SHORT PROBLEM
Your reply should be a single number: how many lines contain the string "name".

--- begin RAW DATA ---

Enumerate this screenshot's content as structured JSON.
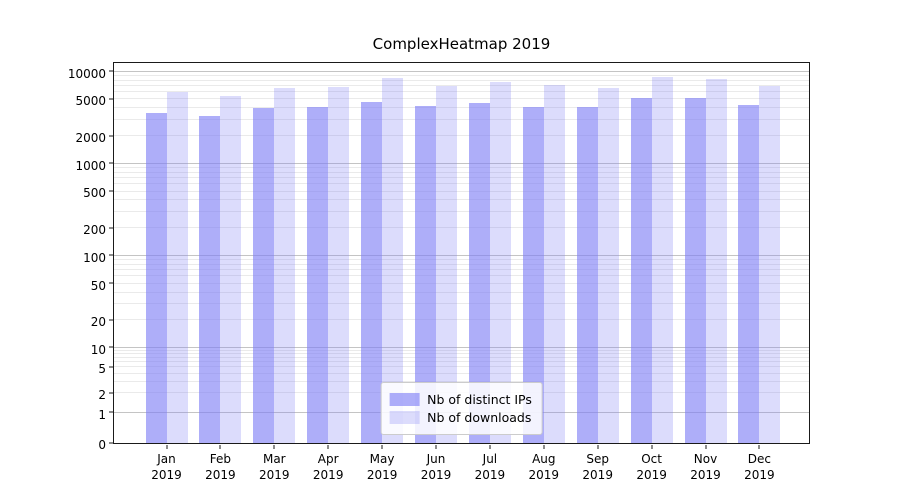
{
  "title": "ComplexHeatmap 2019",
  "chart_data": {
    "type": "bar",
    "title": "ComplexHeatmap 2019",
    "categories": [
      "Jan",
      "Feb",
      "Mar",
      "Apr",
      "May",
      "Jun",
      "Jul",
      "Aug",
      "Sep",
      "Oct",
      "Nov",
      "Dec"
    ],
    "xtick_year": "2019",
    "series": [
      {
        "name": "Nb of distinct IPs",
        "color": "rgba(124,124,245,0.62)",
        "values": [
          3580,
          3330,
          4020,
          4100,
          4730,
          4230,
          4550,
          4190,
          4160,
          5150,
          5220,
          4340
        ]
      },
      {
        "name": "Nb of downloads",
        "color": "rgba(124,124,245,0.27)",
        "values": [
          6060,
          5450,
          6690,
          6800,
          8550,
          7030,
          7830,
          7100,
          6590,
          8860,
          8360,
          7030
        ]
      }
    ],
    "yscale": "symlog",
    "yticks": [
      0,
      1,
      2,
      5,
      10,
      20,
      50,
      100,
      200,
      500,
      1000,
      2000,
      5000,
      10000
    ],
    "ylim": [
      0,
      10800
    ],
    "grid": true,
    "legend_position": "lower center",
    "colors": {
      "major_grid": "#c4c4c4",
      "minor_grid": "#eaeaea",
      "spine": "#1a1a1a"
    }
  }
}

--- end RAW DATA ---
--- begin RAW DATA ---

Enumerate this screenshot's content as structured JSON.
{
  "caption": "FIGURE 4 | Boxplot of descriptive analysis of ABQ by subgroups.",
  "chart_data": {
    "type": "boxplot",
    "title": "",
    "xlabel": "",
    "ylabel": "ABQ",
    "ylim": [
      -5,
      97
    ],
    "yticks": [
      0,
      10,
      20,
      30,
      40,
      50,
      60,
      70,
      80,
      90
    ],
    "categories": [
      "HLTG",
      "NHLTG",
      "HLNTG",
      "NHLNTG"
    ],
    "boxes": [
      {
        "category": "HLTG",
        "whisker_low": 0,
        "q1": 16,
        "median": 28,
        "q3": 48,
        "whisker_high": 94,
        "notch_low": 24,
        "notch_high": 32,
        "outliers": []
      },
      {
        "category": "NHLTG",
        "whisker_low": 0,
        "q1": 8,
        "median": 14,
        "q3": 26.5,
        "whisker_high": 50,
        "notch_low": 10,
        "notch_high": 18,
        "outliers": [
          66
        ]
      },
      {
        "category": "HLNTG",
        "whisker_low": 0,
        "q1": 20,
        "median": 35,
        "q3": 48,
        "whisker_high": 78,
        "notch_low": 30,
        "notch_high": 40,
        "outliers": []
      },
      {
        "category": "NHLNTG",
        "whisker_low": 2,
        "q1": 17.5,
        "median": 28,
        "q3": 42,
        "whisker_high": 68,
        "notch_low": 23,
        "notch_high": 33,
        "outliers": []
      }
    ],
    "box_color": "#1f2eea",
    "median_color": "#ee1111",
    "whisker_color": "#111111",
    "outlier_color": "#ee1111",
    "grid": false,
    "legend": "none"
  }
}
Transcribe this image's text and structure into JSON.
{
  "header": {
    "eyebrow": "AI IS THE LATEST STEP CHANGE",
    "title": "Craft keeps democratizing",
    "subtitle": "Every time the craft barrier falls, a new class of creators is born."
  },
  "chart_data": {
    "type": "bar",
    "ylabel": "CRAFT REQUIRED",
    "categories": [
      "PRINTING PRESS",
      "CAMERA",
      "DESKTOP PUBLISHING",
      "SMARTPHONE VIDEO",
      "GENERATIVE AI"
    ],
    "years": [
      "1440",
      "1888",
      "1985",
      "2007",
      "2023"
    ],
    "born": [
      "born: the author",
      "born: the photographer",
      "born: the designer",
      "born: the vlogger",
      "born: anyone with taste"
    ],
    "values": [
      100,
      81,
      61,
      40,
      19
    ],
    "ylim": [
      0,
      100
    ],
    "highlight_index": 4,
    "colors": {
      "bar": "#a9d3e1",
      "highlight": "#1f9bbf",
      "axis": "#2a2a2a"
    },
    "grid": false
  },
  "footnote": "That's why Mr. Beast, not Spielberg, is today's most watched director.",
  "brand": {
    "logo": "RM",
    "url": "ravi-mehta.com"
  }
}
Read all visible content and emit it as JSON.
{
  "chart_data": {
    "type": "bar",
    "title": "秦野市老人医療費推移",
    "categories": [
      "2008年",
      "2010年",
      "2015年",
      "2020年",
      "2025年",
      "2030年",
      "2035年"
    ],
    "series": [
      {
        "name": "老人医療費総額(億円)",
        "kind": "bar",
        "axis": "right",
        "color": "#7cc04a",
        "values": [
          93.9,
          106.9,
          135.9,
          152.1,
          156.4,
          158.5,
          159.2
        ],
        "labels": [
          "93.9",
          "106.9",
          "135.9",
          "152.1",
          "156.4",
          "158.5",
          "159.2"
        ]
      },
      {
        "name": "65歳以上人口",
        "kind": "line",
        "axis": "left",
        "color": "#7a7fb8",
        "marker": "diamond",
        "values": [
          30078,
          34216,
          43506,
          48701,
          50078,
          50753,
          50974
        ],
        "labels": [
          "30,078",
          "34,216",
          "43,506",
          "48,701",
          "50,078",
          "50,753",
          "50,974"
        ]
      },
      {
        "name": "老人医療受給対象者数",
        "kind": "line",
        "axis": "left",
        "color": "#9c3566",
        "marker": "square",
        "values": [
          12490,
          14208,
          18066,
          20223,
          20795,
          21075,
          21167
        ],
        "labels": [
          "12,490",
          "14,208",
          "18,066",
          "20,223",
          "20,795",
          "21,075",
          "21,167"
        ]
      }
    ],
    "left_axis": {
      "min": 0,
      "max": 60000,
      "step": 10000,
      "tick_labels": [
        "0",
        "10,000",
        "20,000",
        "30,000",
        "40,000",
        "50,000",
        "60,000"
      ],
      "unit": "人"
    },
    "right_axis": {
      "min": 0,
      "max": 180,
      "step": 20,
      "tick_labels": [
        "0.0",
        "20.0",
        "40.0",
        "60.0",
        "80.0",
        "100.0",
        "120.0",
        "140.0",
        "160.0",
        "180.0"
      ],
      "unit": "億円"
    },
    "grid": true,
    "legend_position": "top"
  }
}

--- end RAW DATA ---

EXERCISE OUTPUT
5